(Source records)
>>>
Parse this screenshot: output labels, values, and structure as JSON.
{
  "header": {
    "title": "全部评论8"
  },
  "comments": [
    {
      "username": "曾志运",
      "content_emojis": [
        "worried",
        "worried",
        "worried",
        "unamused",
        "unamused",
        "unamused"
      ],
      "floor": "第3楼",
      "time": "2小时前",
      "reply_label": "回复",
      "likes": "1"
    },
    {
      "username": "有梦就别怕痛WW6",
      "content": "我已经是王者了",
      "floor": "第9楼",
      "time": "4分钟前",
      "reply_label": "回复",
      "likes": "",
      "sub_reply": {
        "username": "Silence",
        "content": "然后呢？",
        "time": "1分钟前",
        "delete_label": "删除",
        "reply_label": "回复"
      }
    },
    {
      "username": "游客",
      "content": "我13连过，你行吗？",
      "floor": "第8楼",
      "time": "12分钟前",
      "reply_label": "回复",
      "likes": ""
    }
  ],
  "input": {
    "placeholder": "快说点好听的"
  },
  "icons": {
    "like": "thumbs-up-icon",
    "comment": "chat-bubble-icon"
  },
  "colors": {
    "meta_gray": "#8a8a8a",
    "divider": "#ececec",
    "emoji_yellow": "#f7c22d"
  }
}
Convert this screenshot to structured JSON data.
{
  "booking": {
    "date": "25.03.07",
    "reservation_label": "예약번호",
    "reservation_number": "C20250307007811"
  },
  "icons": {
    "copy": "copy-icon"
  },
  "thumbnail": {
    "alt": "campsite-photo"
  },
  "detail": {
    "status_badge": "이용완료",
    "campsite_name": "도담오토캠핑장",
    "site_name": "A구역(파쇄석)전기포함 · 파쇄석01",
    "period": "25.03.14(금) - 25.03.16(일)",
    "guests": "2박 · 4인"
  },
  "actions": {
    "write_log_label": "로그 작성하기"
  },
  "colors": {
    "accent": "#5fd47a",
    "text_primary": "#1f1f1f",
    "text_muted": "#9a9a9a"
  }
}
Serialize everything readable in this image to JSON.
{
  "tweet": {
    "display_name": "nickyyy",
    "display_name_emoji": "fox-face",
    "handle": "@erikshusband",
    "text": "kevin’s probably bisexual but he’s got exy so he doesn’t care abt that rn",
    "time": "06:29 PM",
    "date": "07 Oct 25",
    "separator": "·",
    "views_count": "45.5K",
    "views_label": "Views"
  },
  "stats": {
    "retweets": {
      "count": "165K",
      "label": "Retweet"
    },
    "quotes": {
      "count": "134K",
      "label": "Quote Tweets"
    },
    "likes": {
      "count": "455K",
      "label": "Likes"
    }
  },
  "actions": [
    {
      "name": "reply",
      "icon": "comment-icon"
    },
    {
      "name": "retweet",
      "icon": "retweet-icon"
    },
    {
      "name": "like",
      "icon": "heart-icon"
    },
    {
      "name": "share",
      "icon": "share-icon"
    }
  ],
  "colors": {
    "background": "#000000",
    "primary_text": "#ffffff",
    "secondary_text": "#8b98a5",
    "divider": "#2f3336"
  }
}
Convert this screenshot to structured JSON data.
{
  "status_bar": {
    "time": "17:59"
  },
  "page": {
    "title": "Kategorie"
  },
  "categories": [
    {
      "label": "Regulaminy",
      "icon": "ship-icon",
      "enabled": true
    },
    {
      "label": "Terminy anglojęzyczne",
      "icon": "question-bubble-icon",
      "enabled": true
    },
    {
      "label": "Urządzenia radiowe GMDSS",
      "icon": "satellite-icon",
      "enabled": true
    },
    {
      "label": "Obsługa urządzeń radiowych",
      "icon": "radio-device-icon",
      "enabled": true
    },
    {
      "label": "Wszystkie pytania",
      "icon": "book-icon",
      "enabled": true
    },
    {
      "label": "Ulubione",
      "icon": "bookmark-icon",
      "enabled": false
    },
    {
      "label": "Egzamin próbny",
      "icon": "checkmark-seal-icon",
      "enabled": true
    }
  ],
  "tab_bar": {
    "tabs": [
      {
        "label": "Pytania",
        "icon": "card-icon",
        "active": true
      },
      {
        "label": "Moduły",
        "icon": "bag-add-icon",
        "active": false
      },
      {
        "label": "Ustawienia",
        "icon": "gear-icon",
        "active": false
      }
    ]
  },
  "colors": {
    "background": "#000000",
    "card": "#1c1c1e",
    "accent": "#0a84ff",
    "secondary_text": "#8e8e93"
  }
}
<<<
* SHORT TASK *
Output all of the data above without any alteration.

* TASK OUTPUT *
Parse this screenshot: output labels, values, and structure as JSON.
{
  "header": {
    "title": "全部评论8"
  },
  "comments": [
    {
      "username": "曾志运",
      "content_emojis": [
        "worried",
        "worried",
        "worried",
        "unamused",
        "unamused",
        "unamused"
      ],
      "floor": "第3楼",
      "time": "2小时前",
      "reply_label": "回复",
      "likes": "1"
    },
    {
      "username": "有梦就别怕痛WW6",
      "content": "我已经是王者了",
      "floor": "第9楼",
      "time": "4分钟前",
      "reply_label": "回复",
      "likes": "",
      "sub_reply": {
        "username": "Silence",
        "content": "然后呢？",
        "time": "1分钟前",
        "delete_label": "删除",
        "reply_label": "回复"
      }
    },
    {
      "username": "游客",
      "content": "我13连过，你行吗？",
      "floor": "第8楼",
      "time": "12分钟前",
      "reply_label": "回复",
      "likes": ""
    }
  ],
  "input": {
    "placeholder": "快说点好听的"
  },
  "icons": {
    "like": "thumbs-up-icon",
    "comment": "chat-bubble-icon"
  },
  "colors": {
    "meta_gray": "#8a8a8a",
    "divider": "#ececec",
    "emoji_yellow": "#f7c22d"
  }
}
Convert this screenshot to structured JSON data.
{
  "booking": {
    "date": "25.03.07",
    "reservation_label": "예약번호",
    "reservation_number": "C20250307007811"
  },
  "icons": {
    "copy": "copy-icon"
  },
  "thumbnail": {
    "alt": "campsite-photo"
  },
  "detail": {
    "status_badge": "이용완료",
    "campsite_name": "도담오토캠핑장",
    "site_name": "A구역(파쇄석)전기포함 · 파쇄석01",
    "period": "25.03.14(금) - 25.03.16(일)",
    "guests": "2박 · 4인"
  },
  "actions": {
    "write_log_label": "로그 작성하기"
  },
  "colors": {
    "accent": "#5fd47a",
    "text_primary": "#1f1f1f",
    "text_muted": "#9a9a9a"
  }
}
Serialize everything readable in this image to JSON.
{
  "tweet": {
    "display_name": "nickyyy",
    "display_name_emoji": "fox-face",
    "handle": "@erikshusband",
    "text": "kevin’s probably bisexual but he’s got exy so he doesn’t care abt that rn",
    "time": "06:29 PM",
    "date": "07 Oct 25",
    "separator": "·",
    "views_count": "45.5K",
    "views_label": "Views"
  },
  "stats": {
    "retweets": {
      "count": "165K",
      "label": "Retweet"
    },
    "quotes": {
      "count": "134K",
      "label": "Quote Tweets"
    },
    "likes": {
      "count": "455K",
      "label": "Likes"
    }
  },
  "actions": [
    {
      "name": "reply",
      "icon": "comment-icon"
    },
    {
      "name": "retweet",
      "icon": "retweet-icon"
    },
    {
      "name": "like",
      "icon": "heart-icon"
    },
    {
      "name": "share",
      "icon": "share-icon"
    }
  ],
  "colors": {
    "background": "#000000",
    "primary_text": "#ffffff",
    "secondary_text": "#8b98a5",
    "divider": "#2f3336"
  }
}
Convert this screenshot to structured JSON data.
{
  "status_bar": {
    "time": "17:59"
  },
  "page": {
    "title": "Kategorie"
  },
  "categories": [
    {
      "label": "Regulaminy",
      "icon": "ship-icon",
      "enabled": true
    },
    {
      "label": "Terminy anglojęzyczne",
      "icon": "question-bubble-icon",
      "enabled": true
    },
    {
      "label": "Urządzenia radiowe GMDSS",
      "icon": "satellite-icon",
      "enabled": true
    },
    {
      "label": "Obsługa urządzeń radiowych",
      "icon": "radio-device-icon",
      "enabled": true
    },
    {
      "label": "Wszystkie pytania",
      "icon": "book-icon",
      "enabled": true
    },
    {
      "label": "Ulubione",
      "icon": "bookmark-icon",
      "enabled": false
    },
    {
      "label": "Egzamin próbny",
      "icon": "checkmark-seal-icon",
      "enabled": true
    }
  ],
  "tab_bar": {
    "tabs": [
      {
        "label": "Pytania",
        "icon": "card-icon",
        "active": true
      },
      {
        "label": "Moduły",
        "icon": "bag-add-icon",
        "active": false
      },
      {
        "label": "Ustawienia",
        "icon": "gear-icon",
        "active": false
      }
    ]
  },
  "colors": {
    "background": "#000000",
    "card": "#1c1c1e",
    "accent": "#0a84ff",
    "secondary_text": "#8e8e93"
  }
}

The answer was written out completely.